* **Given data**:

'''

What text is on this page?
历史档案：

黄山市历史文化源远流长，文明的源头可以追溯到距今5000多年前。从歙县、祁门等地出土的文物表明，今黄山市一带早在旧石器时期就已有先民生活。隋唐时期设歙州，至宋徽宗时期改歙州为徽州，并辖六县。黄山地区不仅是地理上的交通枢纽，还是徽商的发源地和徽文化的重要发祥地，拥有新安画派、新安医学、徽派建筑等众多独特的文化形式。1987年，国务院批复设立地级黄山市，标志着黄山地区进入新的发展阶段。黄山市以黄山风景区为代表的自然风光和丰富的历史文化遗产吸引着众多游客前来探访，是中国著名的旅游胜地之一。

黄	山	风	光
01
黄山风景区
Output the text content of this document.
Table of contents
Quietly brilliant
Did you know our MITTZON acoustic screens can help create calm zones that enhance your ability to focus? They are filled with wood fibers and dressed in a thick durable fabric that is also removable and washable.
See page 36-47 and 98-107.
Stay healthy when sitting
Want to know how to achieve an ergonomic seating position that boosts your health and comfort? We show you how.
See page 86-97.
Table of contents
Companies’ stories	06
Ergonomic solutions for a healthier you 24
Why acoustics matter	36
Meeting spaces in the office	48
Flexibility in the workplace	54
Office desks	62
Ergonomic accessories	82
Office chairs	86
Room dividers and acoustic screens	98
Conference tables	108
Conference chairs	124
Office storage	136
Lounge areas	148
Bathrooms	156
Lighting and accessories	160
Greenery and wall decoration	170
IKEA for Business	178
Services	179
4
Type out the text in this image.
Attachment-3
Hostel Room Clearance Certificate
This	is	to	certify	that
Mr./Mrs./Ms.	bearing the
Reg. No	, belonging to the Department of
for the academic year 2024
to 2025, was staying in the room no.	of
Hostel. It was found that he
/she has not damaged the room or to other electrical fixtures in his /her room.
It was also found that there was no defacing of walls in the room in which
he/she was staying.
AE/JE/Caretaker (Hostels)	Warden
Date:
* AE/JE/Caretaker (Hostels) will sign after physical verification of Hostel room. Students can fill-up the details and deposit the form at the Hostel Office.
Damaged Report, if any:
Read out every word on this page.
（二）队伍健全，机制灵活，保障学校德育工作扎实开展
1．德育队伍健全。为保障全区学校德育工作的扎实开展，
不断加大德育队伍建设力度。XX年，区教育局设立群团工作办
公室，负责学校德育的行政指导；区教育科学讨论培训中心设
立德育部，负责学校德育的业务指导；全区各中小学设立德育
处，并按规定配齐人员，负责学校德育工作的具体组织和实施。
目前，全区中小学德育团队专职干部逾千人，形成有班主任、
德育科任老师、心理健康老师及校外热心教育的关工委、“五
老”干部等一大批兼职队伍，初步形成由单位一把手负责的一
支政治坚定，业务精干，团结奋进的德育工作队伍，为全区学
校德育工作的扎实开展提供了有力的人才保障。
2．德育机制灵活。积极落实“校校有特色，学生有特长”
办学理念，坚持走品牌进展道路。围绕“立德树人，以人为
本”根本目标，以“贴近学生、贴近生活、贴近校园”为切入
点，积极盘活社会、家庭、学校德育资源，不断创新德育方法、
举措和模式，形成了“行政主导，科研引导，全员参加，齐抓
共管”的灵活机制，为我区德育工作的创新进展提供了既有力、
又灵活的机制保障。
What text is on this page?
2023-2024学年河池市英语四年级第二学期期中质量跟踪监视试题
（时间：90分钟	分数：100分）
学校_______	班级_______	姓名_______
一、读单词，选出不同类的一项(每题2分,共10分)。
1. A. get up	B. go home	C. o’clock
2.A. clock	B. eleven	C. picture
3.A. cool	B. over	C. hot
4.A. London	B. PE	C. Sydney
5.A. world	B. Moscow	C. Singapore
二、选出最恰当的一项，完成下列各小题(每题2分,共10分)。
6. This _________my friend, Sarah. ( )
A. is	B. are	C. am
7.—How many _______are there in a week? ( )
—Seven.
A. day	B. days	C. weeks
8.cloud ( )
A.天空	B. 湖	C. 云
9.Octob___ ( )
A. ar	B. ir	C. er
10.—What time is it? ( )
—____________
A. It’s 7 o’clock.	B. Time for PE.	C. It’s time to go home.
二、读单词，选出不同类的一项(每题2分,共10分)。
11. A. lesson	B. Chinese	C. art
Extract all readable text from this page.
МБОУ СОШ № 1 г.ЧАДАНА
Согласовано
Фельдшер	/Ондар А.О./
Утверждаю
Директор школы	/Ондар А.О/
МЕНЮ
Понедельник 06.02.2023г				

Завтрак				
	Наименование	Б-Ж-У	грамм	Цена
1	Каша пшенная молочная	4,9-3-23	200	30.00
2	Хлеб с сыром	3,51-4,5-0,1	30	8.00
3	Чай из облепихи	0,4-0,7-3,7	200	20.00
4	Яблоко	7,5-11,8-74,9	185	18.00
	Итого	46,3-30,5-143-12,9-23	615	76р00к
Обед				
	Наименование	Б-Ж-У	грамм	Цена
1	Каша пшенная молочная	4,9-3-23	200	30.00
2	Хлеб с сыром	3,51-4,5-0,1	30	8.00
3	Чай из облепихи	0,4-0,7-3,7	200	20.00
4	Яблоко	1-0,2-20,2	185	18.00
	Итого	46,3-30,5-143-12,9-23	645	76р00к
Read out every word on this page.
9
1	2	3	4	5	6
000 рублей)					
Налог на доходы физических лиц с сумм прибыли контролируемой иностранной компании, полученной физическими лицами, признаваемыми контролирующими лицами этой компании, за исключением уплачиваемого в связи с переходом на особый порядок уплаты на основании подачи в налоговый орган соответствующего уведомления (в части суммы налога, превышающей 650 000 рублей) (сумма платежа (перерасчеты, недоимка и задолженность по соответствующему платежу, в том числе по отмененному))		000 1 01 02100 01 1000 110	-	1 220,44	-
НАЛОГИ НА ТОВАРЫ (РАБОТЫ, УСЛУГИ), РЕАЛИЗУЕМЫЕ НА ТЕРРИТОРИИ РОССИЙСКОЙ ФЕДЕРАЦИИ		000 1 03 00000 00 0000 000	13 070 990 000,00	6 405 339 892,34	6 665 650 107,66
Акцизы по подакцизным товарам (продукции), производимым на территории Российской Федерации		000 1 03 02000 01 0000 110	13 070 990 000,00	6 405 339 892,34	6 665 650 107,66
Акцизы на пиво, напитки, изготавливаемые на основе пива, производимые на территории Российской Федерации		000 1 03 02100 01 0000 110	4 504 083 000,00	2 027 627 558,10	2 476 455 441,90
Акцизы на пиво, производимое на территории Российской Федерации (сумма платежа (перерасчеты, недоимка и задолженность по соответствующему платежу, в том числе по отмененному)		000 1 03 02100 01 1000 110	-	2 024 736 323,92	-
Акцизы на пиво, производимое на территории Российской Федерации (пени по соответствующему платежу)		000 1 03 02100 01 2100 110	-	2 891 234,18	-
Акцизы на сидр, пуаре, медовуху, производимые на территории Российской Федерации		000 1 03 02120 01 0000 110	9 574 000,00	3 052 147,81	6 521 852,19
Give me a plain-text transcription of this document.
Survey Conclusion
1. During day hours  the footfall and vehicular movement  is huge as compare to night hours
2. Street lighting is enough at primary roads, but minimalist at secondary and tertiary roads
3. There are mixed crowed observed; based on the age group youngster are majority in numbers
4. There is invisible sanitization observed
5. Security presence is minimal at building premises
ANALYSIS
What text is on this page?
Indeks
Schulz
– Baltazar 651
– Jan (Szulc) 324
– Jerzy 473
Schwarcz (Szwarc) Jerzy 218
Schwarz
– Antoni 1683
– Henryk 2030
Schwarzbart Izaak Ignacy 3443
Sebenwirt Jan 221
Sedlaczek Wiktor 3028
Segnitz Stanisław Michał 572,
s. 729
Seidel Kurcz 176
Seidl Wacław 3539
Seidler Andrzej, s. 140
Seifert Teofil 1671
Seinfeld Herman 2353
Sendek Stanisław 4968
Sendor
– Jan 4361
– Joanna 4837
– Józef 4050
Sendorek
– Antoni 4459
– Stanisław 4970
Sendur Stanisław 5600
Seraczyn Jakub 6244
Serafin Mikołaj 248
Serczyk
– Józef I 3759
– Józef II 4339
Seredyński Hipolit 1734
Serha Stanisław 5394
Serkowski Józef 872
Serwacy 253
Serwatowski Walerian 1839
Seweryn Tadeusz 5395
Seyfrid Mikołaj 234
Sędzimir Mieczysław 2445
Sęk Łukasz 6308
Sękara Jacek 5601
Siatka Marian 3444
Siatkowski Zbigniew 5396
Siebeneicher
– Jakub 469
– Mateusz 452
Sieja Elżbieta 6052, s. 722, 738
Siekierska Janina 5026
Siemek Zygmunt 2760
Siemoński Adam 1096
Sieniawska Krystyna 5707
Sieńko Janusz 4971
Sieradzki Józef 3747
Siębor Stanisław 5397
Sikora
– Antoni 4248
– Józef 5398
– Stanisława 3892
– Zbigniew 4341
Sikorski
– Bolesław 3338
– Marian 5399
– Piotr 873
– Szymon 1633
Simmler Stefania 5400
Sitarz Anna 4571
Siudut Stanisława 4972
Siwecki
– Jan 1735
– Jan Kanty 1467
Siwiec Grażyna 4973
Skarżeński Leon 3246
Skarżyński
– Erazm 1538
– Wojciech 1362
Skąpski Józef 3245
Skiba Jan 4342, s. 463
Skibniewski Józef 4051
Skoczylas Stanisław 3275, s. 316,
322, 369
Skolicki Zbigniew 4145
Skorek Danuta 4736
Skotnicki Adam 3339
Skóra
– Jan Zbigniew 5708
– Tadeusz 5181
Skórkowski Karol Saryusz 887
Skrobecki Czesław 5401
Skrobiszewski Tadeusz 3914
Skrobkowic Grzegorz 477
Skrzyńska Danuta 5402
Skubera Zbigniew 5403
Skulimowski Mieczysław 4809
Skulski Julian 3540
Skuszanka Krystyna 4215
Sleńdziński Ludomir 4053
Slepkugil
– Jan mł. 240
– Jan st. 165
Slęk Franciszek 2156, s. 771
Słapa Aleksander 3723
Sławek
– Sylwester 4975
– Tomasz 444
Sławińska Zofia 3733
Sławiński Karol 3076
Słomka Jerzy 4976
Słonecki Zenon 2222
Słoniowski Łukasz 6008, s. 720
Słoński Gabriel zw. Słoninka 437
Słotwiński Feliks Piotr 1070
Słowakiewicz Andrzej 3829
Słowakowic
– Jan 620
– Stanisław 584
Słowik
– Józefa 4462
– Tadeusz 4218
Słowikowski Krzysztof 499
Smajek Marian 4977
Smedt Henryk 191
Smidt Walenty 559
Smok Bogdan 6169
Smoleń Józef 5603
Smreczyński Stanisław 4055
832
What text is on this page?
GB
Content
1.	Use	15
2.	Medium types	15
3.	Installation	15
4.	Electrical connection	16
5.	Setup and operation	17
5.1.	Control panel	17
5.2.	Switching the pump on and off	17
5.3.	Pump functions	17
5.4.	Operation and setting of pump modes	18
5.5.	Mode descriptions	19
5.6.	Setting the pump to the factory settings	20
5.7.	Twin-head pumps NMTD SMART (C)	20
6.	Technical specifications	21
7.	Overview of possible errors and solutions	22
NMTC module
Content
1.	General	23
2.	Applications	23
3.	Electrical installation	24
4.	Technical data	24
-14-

'''

* **The exercise**: List every line from the entries above in which "Акцизы" appears.

* **Correct answer**:
Акцизы по подакцизным товарам (продукции), производимым на территории Российской Федерации		000 1 03 02000 01 0000 110	13 070 990 000,00	6 405 339 892,34	6 665 650 107,66
Акцизы на пиво, напитки, изготавливаемые на основе пива, производимые на территории Российской Федерации		000 1 03 02100 01 0000 110	4 504 083 000,00	2 027 627 558,10	2 476 455 441,90
Акцизы на пиво, производимое на территории Российской Федерации (сумма платежа (перерасчеты, недоимка и задолженность по соответствующему платежу, в том числе по отмененному)		000 1 03 02100 01 1000 110	-	2 024 736 323,92	-
Акцизы на пиво, производимое на территории Российской Федерации (пени по соответствующему платежу)		000 1 03 02100 01 2100 110	-	2 891 234,18	-
Акцизы на сидр, пуаре, медовуху, производимые на территории Российской Федерации		000 1 03 02120 01 0000 110	9 574 000,00	3 052 147,81	6 521 852,19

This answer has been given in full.